Working data =
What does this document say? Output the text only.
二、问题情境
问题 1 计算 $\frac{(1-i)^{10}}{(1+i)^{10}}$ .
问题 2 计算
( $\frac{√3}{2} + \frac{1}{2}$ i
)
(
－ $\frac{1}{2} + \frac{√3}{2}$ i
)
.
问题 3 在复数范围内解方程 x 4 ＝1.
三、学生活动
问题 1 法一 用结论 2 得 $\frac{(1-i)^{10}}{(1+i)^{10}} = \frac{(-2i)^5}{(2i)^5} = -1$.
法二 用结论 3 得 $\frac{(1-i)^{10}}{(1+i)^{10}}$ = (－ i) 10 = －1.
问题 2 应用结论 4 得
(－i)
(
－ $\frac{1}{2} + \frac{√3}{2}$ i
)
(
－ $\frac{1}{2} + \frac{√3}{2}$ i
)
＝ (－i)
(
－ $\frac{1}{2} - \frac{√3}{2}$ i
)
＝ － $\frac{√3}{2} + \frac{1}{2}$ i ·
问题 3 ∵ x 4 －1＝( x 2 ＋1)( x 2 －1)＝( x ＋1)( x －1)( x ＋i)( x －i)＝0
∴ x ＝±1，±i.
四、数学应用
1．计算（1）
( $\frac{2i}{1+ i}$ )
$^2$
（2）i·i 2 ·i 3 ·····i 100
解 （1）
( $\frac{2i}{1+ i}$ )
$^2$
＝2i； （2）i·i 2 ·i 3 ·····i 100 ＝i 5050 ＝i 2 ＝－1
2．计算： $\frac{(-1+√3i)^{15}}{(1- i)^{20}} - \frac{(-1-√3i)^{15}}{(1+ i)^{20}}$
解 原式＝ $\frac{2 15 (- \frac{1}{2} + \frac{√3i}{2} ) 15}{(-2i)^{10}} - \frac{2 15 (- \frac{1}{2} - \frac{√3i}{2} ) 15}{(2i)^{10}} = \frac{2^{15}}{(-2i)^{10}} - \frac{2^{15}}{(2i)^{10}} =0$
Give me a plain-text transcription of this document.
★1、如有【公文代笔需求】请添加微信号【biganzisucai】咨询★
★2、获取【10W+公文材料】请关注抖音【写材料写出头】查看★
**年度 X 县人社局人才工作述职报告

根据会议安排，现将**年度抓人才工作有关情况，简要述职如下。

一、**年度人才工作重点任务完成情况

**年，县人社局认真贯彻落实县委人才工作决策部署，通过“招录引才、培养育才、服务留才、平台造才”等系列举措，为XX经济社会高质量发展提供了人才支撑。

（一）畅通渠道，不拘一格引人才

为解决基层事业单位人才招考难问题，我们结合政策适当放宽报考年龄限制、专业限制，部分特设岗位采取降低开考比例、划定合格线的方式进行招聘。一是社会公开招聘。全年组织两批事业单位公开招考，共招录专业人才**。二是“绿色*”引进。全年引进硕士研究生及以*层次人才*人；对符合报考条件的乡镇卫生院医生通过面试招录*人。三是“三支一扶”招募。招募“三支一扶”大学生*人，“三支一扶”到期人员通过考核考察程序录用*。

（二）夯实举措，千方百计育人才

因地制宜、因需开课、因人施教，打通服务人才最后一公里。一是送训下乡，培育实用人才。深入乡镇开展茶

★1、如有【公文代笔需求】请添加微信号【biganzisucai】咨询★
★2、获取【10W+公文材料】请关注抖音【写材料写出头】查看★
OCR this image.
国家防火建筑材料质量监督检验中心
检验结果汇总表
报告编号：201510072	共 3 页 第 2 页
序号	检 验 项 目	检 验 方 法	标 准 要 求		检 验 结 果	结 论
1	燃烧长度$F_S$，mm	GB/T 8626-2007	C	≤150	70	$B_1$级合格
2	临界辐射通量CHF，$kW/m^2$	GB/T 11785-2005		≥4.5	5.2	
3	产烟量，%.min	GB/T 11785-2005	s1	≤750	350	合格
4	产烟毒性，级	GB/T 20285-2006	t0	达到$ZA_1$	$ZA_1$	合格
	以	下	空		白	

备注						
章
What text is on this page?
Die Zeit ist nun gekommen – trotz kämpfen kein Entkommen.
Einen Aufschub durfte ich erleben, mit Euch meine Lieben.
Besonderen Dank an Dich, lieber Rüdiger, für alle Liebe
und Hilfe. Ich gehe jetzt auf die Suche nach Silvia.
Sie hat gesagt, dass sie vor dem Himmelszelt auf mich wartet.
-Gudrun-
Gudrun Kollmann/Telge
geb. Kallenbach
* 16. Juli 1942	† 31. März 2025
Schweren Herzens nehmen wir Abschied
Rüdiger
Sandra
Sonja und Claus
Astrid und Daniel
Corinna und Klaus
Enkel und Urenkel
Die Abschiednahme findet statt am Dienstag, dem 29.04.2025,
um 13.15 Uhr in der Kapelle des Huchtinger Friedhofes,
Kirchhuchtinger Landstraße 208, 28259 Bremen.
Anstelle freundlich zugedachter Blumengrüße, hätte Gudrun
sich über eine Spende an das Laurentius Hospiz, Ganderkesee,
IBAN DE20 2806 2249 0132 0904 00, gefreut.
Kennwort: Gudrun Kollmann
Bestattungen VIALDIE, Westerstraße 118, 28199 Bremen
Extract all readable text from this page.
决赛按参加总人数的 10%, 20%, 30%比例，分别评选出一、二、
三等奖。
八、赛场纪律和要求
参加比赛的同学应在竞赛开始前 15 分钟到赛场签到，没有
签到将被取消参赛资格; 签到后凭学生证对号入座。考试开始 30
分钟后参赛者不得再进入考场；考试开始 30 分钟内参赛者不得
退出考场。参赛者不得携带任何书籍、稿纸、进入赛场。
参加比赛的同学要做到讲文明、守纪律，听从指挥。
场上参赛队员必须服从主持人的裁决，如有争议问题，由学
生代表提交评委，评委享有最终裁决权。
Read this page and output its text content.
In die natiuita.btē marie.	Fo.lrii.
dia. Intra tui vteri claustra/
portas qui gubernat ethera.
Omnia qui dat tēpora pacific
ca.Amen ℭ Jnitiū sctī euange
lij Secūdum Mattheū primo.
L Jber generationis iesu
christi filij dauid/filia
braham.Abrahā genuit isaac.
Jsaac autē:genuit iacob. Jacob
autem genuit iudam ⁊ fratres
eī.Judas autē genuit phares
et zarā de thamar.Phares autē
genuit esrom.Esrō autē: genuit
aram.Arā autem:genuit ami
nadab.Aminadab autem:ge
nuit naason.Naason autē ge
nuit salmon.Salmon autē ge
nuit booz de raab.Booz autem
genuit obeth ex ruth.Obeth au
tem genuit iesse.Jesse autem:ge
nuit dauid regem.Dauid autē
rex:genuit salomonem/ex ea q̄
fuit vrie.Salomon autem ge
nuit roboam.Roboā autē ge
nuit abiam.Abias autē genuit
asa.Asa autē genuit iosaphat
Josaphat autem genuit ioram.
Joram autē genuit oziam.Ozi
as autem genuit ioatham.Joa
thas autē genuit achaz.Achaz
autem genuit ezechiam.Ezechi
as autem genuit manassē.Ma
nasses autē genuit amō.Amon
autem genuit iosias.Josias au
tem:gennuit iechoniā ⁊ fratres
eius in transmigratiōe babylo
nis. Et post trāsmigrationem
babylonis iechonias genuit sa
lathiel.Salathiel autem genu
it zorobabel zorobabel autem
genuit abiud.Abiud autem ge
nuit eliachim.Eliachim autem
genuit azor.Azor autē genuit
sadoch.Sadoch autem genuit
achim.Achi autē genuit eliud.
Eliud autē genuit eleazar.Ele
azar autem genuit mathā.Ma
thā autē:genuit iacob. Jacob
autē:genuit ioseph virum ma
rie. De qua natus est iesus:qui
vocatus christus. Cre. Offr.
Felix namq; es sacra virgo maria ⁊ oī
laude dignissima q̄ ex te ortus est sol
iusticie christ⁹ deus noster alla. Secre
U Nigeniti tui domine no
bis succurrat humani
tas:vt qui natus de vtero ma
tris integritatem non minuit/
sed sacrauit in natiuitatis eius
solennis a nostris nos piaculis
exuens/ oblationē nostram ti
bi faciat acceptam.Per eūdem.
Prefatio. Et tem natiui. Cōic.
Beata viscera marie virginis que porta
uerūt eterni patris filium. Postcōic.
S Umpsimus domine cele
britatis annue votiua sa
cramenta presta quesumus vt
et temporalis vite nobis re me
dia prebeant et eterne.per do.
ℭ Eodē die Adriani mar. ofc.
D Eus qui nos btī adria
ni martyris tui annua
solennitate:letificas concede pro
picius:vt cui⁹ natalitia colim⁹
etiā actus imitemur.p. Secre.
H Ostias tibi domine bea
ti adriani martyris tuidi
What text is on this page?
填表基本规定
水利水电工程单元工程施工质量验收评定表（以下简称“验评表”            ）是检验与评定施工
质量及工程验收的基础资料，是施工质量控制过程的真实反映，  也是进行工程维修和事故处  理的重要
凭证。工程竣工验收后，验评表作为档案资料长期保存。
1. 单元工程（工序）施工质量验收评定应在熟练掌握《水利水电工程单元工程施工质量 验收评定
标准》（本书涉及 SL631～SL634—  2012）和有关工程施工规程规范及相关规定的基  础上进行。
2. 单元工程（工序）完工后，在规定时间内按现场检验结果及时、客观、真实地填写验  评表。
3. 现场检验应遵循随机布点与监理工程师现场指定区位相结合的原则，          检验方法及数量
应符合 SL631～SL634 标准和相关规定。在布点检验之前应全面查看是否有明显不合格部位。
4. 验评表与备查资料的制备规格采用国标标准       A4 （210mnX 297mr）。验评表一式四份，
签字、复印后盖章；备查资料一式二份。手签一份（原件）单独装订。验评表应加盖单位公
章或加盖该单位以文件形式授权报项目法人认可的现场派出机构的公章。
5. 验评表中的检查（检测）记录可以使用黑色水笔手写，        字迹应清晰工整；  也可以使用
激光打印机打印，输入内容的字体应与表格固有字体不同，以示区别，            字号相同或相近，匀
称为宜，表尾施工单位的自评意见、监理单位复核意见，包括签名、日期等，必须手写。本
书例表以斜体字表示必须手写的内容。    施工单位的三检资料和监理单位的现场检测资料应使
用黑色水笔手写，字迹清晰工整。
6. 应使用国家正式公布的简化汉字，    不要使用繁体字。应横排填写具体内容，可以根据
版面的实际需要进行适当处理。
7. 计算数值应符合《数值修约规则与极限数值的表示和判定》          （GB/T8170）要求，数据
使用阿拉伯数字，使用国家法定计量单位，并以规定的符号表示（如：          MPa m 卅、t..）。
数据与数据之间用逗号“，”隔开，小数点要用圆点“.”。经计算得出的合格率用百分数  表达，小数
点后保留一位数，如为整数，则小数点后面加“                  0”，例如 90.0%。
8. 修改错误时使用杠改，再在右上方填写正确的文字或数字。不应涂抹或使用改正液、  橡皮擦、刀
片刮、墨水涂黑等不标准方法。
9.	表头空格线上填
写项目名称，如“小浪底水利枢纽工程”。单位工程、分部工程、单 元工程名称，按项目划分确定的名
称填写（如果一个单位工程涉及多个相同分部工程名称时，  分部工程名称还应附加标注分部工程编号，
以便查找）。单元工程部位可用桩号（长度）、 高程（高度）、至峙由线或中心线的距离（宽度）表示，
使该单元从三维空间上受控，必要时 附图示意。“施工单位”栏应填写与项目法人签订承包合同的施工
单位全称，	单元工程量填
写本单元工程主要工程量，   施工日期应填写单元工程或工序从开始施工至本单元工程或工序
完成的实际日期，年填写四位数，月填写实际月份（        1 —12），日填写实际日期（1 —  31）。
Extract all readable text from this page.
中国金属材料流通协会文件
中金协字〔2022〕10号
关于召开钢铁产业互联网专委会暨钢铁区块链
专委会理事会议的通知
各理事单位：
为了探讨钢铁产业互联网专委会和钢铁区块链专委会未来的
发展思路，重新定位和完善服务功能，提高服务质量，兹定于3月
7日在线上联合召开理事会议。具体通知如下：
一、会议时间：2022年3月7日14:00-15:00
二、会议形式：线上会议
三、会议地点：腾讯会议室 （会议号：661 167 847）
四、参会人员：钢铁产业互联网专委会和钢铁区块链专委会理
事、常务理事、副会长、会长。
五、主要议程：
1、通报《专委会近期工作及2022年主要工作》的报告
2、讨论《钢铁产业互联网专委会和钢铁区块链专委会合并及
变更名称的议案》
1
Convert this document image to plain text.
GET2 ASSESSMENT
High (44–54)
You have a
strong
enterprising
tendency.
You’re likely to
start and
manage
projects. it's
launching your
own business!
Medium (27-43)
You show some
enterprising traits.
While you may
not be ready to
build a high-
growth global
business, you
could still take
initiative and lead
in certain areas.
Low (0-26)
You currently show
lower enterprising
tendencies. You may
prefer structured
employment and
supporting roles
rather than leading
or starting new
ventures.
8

Description of the task = In the records above, find the line containing "Convert this document image to plain text."; please retype it and every line after it through the last line, exactly and with nothing else.

Finished task =
Convert this document image to plain text.
GET2 ASSESSMENT
High (44–54)
You have a
strong
enterprising
tendency.
You’re likely to
start and
manage
projects. it's
launching your
own business!
Medium (27-43)
You show some
enterprising traits.
While you may
not be ready to
build a high-
growth global
business, you
could still take
initiative and lead
in certain areas.
Low (0-26)
You currently show
lower enterprising
tendencies. You may
prefer structured
employment and
supporting roles
rather than leading
or starting new
ventures.
8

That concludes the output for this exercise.